Instructions to follow:
Below are some records: retype them all exactly, but not the pictures.

The input:

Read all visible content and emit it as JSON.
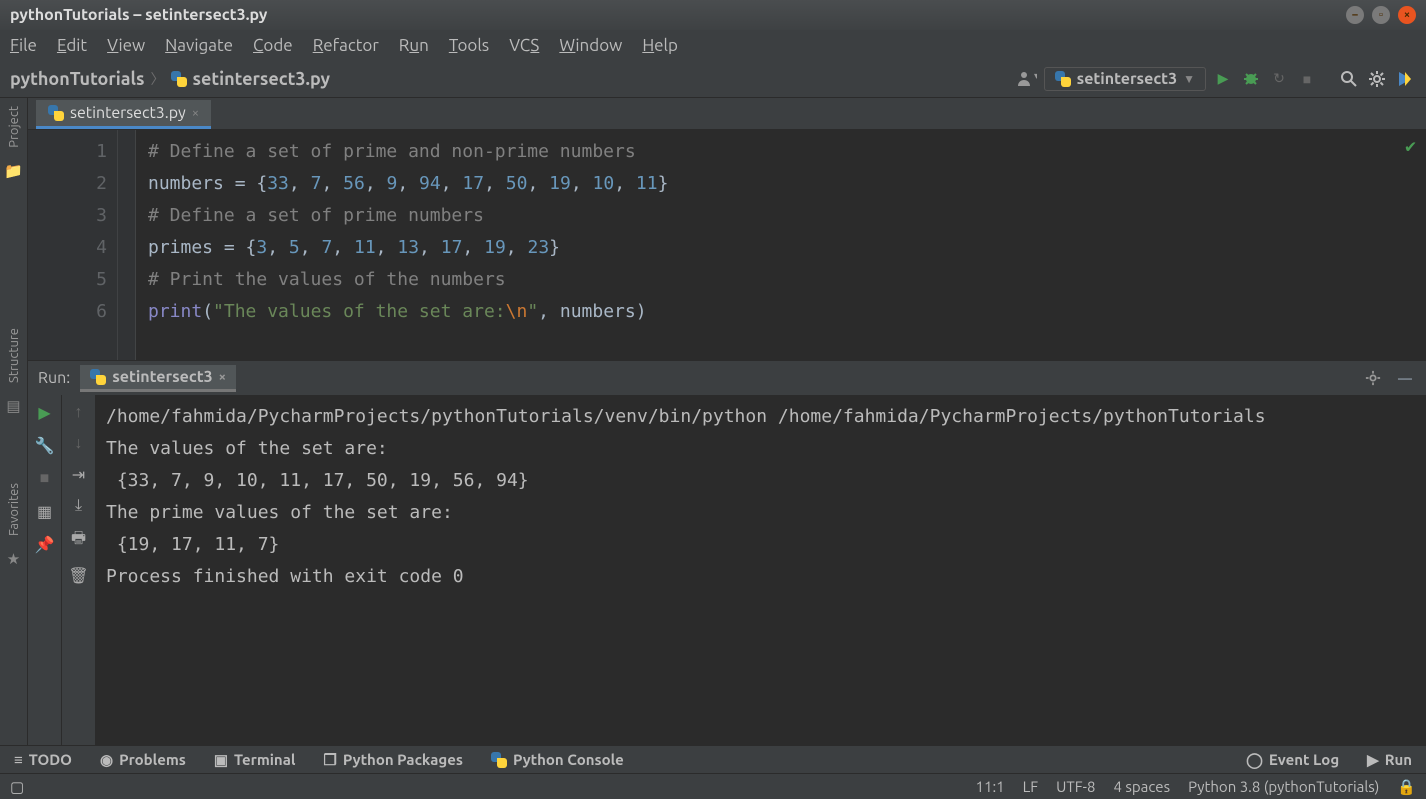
{
  "window": {
    "title": "pythonTutorials – setintersect3.py"
  },
  "menu": {
    "file": "File",
    "edit": "Edit",
    "view": "View",
    "navigate": "Navigate",
    "code": "Code",
    "refactor": "Refactor",
    "run": "Run",
    "tools": "Tools",
    "vcs": "VCS",
    "window": "Window",
    "help": "Help"
  },
  "breadcrumb": {
    "project": "pythonTutorials",
    "file": "setintersect3.py"
  },
  "run_config": {
    "name": "setintersect3"
  },
  "sidebar": {
    "project": "Project",
    "structure": "Structure",
    "favorites": "Favorites"
  },
  "editor_tab": {
    "name": "setintersect3.py"
  },
  "code": {
    "lines": [
      "1",
      "2",
      "3",
      "4",
      "5",
      "6"
    ],
    "l1_comment": "# Define a set of prime and non-prime numbers",
    "l2_var": "numbers",
    "l2_eq": " = {",
    "l2_nums": [
      "33",
      "7",
      "56",
      "9",
      "94",
      "17",
      "50",
      "19",
      "10",
      "11"
    ],
    "l2_close": "}",
    "l3_comment": "# Define a set of prime numbers",
    "l4_var": "primes",
    "l4_eq": " = {",
    "l4_nums": [
      "3",
      "5",
      "7",
      "11",
      "13",
      "17",
      "19",
      "23"
    ],
    "l4_close": "}",
    "l5_comment": "# Print the values of the numbers",
    "l6_fn": "print",
    "l6_open": "(",
    "l6_str_a": "\"The values of the set are:",
    "l6_esc": "\\n",
    "l6_str_b": "\"",
    "l6_comma": ", ",
    "l6_arg": "numbers",
    "l6_close": ")"
  },
  "run_panel": {
    "label": "Run:",
    "tab": "setintersect3",
    "output": [
      "/home/fahmida/PycharmProjects/pythonTutorials/venv/bin/python /home/fahmida/PycharmProjects/pythonTutorials",
      "The values of the set are:",
      " {33, 7, 9, 10, 11, 17, 50, 19, 56, 94}",
      "The prime values of the set are:",
      " {19, 17, 11, 7}",
      "",
      "Process finished with exit code 0"
    ]
  },
  "bottom": {
    "todo": "TODO",
    "problems": "Problems",
    "terminal": "Terminal",
    "packages": "Python Packages",
    "console": "Python Console",
    "event_log": "Event Log",
    "run": "Run"
  },
  "status": {
    "pos": "11:1",
    "le": "LF",
    "enc": "UTF-8",
    "indent": "4 spaces",
    "interp": "Python 3.8 (pythonTutorials)"
  }
}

Result below:
Read all visible content and emit it as JSON.
{
  "window": {
    "title": "pythonTutorials – setintersect3.py"
  },
  "menu": {
    "file": "File",
    "edit": "Edit",
    "view": "View",
    "navigate": "Navigate",
    "code": "Code",
    "refactor": "Refactor",
    "run": "Run",
    "tools": "Tools",
    "vcs": "VCS",
    "window": "Window",
    "help": "Help"
  },
  "breadcrumb": {
    "project": "pythonTutorials",
    "file": "setintersect3.py"
  },
  "run_config": {
    "name": "setintersect3"
  },
  "sidebar": {
    "project": "Project",
    "structure": "Structure",
    "favorites": "Favorites"
  },
  "editor_tab": {
    "name": "setintersect3.py"
  },
  "code": {
    "lines": [
      "1",
      "2",
      "3",
      "4",
      "5",
      "6"
    ],
    "l1_comment": "# Define a set of prime and non-prime numbers",
    "l2_var": "numbers",
    "l2_eq": " = {",
    "l2_nums": [
      "33",
      "7",
      "56",
      "9",
      "94",
      "17",
      "50",
      "19",
      "10",
      "11"
    ],
    "l2_close": "}",
    "l3_comment": "# Define a set of prime numbers",
    "l4_var": "primes",
    "l4_eq": " = {",
    "l4_nums": [
      "3",
      "5",
      "7",
      "11",
      "13",
      "17",
      "19",
      "23"
    ],
    "l4_close": "}",
    "l5_comment": "# Print the values of the numbers",
    "l6_fn": "print",
    "l6_open": "(",
    "l6_str_a": "\"The values of the set are:",
    "l6_esc": "\\n",
    "l6_str_b": "\"",
    "l6_comma": ", ",
    "l6_arg": "numbers",
    "l6_close": ")"
  },
  "run_panel": {
    "label": "Run:",
    "tab": "setintersect3",
    "output": [
      "/home/fahmida/PycharmProjects/pythonTutorials/venv/bin/python /home/fahmida/PycharmProjects/pythonTutorials",
      "The values of the set are:",
      " {33, 7, 9, 10, 11, 17, 50, 19, 56, 94}",
      "The prime values of the set are:",
      " {19, 17, 11, 7}",
      "",
      "Process finished with exit code 0"
    ]
  },
  "bottom": {
    "todo": "TODO",
    "problems": "Problems",
    "terminal": "Terminal",
    "packages": "Python Packages",
    "console": "Python Console",
    "event_log": "Event Log",
    "run": "Run"
  },
  "status": {
    "pos": "11:1",
    "le": "LF",
    "enc": "UTF-8",
    "indent": "4 spaces",
    "interp": "Python 3.8 (pythonTutorials)"
  }
}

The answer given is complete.